Adı üzerinde yasal önalım hakkı kanun ile paydaşlara verilen bir haktır. Bu hakkın kullanılması için öncelikle paylı mülkiyete tabi bir taşınmaz bulunması gerekmektedir. Paydaşlardan birinin payının bir kısmını veya tamamını üçüncü bir kişiye satması halinde her bir paydaşın şufa hakkı kullanılabilir hale gelmektedir. Bu hak kişiye değil paya özgüdür yani herhangi bir kişiye değil pay sahibine tanınmış bir haktır. Pay sahibi kim ise şufa hakkını o kullanabilmektedir. Yasal önalım hakkı payın devrini engellememekle birlikte ortaklığa yabancı bir paydaşın girmesini engelleme yetkisi vermektedir. Üçüncü kişiye satış yapıldıktan sonra alıcı tarafından tüm paydaşlara taşınmazı satın aldığını noter aracılığıyla bildirmesi gerekmektedir.

Sözleşmeden Doğan Önalım Hakkı

Taşınmaz sahibi tarafından bir sözleşme ile herhangi bir kişi ile yapılmış sözleşme sonucunda doğan önalım hakkıdır. Sözleşme noterde yapılmalıdır. Önalım hakkı tanınan sözleşme tapuda şerh edilmesi gerekmektedir. Şerh edilen hak, her malike karşı ileri sürülebilir. Şerhin etkisi 10 yıldır.

Önalım Hakkının Kullanılması

Bu hakkın kullanılması için satış veya satışa eşdeğer bir durum olması gerekmektedir. Satış vaadi sözleşmesi, satışa eşdeğer bir durum olarak değerlendirilmemektedir. Söz konusu hak, hak sahibi tarafından ancak dava yoluyla kullanılabilmektedir. Yukarıda bahsetmiş olduğumuz gibi alıcı tarafından noter aracılığıyla satışın bildirilmesi halinde 3 ay, bildirim yapılmaması halinde ise 2 yıl içerisinde hak sahibi tarafından dava açılmalıdır. Bu süreler hak düşürücü niteliktedir. Kanundan doğan şufa hakkı sebebiyle açılacak olan davada davalı taraf alıcıdır. Sözleşmeden doğan şufa hakkı sebebiyle dava açılması halinde de sözleşme tapuya şerh edilmiş ise alıcıya, şerh edilmemiş ise satıcıya karşı dava açılmalıdır. Açılacak dava ile hak sahibi, taşınmazın satış bedelini ödeyerek hükmen kendisine geçirilmesini talep eder. Paydaşların birden fazlasının şufa hakkını kullanmak istemesi halinde satılmış olan pay kendi payları oranında paylaştırılır.

Şufa Hakkı Davasında Görevli ve Yetkili Mahkeme

Hak sahibi tarafından açılacak davada görevli mahkeme asliye hukuk mahkemesidir. Yetkili mahkeme ise taşınmazın bulunduğu yer mahkemesidir. Örneğin Kadıköy’de bulunan bir taşınmazdaki hakkını kullanmak isteyen kişi İstanbul Anadolu Asliye Hukuk Mahkemesi’nde dava açmalıdır.

####

## Görev Ayrıntıları:
Önalım hakkı metnini kaldığı yerden sürdürün. Ardından gelen girdilerin önalım hakkı metniyle hiçbir ilgisi yoktur.

Sayfa düzeni açıklama kayıtları

####

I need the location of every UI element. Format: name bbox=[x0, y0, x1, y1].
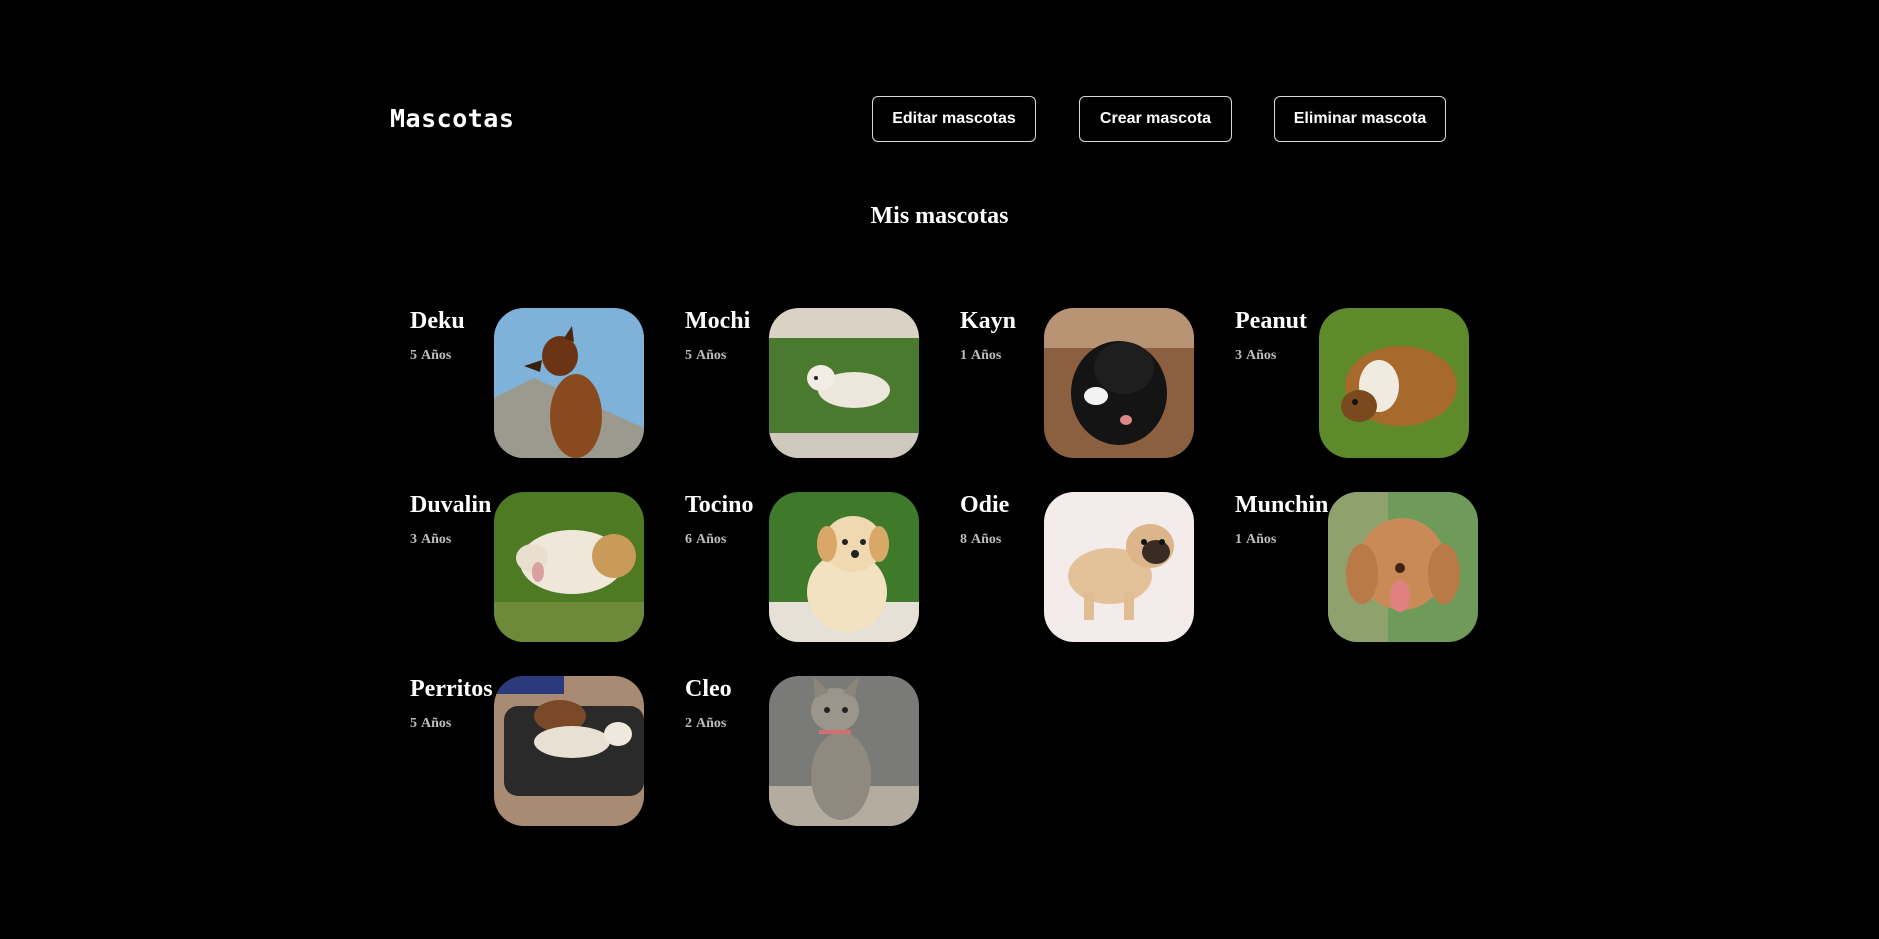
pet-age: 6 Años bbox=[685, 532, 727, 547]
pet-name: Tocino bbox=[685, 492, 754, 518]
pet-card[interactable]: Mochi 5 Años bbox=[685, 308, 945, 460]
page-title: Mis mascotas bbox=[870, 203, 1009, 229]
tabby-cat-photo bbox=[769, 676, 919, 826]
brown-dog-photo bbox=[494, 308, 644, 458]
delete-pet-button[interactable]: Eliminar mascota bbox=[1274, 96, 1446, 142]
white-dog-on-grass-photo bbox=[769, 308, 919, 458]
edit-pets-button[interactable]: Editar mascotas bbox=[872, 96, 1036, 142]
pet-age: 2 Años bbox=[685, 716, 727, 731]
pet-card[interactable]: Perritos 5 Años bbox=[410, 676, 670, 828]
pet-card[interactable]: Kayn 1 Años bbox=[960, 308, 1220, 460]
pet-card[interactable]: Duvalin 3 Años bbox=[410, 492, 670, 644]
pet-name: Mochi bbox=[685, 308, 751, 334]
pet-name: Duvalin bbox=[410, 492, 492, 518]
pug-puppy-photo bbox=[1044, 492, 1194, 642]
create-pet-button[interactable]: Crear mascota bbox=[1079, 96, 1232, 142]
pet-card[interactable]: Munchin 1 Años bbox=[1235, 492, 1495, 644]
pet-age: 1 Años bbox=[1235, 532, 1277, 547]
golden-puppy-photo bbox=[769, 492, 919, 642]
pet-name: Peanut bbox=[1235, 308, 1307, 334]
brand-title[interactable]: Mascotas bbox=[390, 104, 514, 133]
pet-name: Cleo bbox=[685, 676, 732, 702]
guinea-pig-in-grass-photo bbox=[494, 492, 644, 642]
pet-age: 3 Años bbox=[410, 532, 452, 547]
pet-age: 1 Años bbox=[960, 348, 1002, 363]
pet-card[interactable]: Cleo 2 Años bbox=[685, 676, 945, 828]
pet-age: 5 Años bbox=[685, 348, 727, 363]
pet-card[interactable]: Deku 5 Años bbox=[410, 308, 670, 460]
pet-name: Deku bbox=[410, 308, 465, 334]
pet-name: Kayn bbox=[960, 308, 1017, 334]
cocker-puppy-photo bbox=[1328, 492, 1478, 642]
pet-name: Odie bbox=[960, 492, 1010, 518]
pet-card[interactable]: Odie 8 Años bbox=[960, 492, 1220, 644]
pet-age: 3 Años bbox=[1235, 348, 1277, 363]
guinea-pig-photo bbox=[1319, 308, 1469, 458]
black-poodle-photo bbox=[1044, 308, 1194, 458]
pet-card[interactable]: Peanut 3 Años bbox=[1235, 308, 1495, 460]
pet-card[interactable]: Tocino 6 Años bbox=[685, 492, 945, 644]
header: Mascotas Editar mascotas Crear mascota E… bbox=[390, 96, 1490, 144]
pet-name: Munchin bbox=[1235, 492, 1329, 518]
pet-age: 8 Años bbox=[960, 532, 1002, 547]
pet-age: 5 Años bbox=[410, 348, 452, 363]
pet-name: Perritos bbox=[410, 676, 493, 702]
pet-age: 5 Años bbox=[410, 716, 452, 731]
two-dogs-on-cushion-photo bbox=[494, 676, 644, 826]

####

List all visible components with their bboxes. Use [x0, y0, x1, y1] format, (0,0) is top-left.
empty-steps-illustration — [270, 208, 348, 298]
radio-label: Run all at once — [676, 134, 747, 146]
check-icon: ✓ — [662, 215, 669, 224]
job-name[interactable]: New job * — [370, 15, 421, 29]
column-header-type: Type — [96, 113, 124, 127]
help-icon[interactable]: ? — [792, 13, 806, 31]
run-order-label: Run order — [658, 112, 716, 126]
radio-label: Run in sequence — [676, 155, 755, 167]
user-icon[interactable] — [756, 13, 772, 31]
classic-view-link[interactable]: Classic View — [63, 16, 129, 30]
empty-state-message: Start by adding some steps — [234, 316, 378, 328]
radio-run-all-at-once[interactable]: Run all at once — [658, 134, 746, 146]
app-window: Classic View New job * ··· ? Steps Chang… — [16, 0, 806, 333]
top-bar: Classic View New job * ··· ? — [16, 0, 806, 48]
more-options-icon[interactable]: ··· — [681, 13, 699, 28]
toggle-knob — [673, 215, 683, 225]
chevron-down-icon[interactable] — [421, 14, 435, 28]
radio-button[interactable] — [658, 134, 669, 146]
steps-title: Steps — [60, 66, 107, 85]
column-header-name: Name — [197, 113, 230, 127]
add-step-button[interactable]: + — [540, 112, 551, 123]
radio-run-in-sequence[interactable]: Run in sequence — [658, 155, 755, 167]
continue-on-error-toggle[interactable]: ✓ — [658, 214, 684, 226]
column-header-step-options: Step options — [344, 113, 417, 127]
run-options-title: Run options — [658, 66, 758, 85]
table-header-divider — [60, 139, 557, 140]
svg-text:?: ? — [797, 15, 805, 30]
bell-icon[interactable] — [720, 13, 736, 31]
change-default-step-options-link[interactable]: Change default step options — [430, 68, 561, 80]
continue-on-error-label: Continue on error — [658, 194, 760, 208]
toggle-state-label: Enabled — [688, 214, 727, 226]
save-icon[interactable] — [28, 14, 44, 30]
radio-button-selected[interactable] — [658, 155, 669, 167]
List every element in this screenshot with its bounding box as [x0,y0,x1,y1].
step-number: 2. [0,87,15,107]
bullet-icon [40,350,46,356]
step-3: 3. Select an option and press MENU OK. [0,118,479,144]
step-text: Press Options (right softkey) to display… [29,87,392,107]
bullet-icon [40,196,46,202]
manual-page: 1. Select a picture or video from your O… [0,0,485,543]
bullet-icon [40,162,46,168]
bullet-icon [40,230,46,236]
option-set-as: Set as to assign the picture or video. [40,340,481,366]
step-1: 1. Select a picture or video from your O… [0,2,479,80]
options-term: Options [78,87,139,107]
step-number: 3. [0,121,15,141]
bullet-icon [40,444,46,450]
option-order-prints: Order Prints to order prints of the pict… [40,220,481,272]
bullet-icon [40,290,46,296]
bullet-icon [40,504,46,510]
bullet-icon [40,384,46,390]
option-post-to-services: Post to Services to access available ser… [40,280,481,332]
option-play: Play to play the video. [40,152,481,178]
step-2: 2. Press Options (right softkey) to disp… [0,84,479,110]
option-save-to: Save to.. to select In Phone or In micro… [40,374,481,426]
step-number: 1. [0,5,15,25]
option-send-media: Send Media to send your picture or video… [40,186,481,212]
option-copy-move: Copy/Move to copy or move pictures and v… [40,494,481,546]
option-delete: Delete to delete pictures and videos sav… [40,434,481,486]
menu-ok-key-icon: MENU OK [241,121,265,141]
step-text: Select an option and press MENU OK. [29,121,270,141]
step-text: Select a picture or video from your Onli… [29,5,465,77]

####

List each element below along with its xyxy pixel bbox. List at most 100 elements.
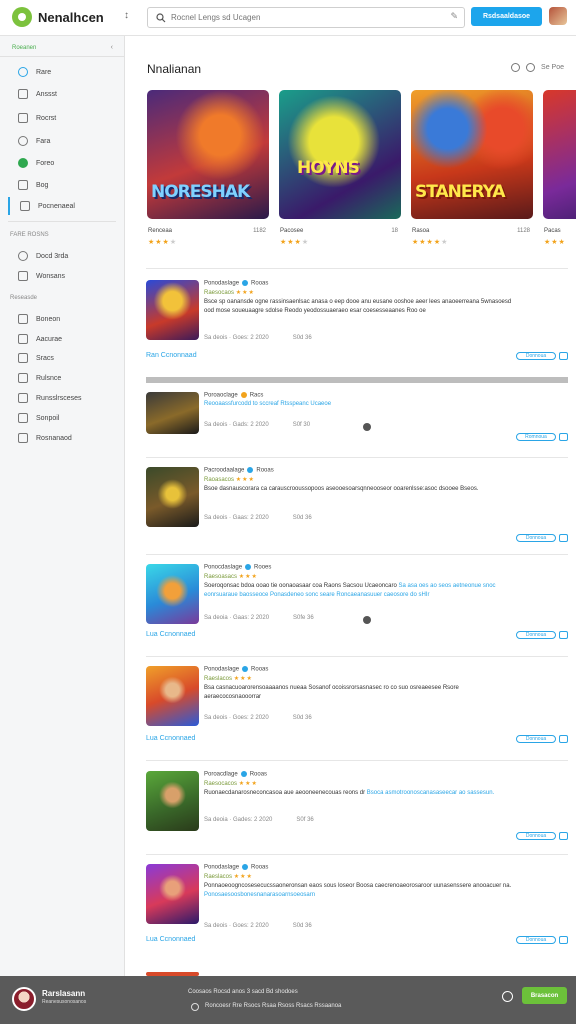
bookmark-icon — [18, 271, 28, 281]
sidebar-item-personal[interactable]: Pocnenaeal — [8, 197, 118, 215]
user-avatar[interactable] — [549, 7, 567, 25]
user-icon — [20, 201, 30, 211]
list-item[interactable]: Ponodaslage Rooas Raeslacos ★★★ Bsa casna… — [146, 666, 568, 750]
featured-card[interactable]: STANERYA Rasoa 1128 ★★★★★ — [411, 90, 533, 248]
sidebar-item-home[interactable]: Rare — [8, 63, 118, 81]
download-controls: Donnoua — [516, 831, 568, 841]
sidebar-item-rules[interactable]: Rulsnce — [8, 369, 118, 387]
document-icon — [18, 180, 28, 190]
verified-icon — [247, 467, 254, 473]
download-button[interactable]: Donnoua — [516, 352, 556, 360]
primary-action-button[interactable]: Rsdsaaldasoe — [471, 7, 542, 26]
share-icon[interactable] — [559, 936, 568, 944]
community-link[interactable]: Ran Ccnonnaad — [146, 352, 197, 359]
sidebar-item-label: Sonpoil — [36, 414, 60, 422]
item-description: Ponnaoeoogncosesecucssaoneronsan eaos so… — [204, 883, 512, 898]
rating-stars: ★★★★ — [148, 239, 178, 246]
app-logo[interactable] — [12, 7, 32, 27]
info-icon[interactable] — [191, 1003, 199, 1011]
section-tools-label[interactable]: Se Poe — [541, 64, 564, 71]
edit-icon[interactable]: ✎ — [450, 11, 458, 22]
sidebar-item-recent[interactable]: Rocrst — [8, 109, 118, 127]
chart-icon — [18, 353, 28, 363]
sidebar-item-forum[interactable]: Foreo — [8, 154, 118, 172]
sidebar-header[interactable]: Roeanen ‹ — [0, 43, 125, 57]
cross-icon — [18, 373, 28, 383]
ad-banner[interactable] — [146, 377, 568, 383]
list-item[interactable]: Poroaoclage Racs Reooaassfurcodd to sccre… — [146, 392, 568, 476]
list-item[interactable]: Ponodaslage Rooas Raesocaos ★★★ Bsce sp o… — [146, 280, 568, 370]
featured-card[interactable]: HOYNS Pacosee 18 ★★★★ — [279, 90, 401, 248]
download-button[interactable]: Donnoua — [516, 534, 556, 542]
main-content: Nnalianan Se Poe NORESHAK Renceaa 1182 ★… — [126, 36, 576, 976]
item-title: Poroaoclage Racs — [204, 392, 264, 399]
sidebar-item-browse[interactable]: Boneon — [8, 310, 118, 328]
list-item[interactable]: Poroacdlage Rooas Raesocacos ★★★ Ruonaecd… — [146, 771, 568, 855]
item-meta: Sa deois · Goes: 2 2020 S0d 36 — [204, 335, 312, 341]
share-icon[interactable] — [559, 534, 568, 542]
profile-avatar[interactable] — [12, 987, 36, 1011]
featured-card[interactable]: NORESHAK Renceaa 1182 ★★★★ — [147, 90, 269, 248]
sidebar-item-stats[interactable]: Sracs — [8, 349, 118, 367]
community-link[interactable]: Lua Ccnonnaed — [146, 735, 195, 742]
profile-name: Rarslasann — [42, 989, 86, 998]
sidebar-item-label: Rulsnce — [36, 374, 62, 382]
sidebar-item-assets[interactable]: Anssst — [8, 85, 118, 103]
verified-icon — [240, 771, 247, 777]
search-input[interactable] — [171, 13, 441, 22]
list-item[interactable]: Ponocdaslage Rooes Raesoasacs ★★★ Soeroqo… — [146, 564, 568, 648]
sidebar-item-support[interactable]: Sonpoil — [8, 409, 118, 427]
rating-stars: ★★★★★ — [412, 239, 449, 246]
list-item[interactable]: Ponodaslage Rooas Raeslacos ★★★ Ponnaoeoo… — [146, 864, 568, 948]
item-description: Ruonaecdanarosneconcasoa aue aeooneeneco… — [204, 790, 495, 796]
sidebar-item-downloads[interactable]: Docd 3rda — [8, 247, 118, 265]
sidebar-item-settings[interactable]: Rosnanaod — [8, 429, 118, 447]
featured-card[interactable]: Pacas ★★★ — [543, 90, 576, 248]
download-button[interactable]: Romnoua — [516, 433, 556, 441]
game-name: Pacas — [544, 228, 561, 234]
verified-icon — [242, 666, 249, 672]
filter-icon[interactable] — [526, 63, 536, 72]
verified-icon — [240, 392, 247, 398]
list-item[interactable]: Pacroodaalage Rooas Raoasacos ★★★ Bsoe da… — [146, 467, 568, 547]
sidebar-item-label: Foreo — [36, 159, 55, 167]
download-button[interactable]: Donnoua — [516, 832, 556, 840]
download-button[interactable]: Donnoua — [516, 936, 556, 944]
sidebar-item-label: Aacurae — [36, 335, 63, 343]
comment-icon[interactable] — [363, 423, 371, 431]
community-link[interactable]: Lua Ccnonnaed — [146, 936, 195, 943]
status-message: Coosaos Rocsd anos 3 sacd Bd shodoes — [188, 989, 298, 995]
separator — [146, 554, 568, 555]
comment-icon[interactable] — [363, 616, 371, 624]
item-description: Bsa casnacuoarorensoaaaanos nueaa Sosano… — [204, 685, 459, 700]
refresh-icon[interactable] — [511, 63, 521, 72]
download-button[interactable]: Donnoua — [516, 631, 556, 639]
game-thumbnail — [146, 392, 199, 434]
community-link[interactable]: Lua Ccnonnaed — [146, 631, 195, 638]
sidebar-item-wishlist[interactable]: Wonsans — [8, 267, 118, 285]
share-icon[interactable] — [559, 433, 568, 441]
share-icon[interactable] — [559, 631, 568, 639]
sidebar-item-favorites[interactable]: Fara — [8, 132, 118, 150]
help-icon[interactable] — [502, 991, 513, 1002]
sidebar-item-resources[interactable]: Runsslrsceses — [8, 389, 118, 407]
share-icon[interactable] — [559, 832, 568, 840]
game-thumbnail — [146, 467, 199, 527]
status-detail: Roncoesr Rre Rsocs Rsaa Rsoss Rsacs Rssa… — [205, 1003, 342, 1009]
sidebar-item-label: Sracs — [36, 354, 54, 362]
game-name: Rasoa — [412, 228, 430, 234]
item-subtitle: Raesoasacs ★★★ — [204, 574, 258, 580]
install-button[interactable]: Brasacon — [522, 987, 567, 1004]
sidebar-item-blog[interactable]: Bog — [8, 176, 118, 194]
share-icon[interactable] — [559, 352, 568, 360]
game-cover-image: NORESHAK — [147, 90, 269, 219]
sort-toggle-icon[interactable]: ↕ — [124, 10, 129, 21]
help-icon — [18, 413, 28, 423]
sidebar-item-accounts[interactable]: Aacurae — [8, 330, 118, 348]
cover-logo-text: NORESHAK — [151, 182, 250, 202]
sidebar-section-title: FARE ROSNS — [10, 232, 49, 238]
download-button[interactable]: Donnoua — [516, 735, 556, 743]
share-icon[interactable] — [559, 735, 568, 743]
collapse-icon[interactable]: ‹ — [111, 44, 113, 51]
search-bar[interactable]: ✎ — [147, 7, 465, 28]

####

## Görev Sonucu:
Şufa Hakkından Feragat

Feragat satıştan önce veya sonra yapılabilir. Hak sahibi yalnızca bir satış için hakkından feragat etmek istiyorsa adi yazılı bir sözleşme ile bu hakkından bir defaya mahsus feragat edebilir. Eğer hak sahibi, tamamen feragat etmek istiyorsa bu feragat resmi şekilde yapılan bir sözleşme ve bu sözleşmenin tapuya şerh edilmesi ile mümkündür.

Önalım Hakkı ile İlgili Yargıtay Kararları

“Önalım hakkı paylı mülkiyet hükümlerine tabi taşınmazlarda bir paydaşın taşınmaz üzerindeki payını kısmen veya tamamen üçüncü bir kişiiye satıması halinde diğer paydaşlara bu satılan payı öncelikle satın alma yetkisi veren bir haktır. Bu hak paylı mülkiyet ilişkisi kurulduğu anda doğar ve satışın yapılmasıyla kullanılabilir hale gelir.
TMK’nın 733. maddesi gereğince yapılan satışın alıcı veya satıcı tarafından diğer paydaşlara noter aracılığıyla bildirilmesi zorunludur.
Önalım hakkı, satışın hak sahibine bildirdiği tarihin üzerinden üç ay ve herhalde satışın üzerinden iki yıl geçmekle düşer. Bu süre hak düşürücü süre olup mahkemece kendiliğinden gözönünde bulundurulması gerekir.
Diğer taraftan, aynı yargı çevresinde yer alan, aynı düzey ve sıfattaki hukuk mahkemelerinde açılmış, aralarında bağlantı bulunan davalar hakkında birleştirme kararı verilebileceği 6100 sayılı HMK’nın 166. maddesinde düzenlenmiştir. Birleştirme kararı yargılamanın her aşamasında hüküm altına alınabilir. Birleştirme kararı tarafların talebi ya da mahkemece kendiliğinden değerlendirmeye alınabilir.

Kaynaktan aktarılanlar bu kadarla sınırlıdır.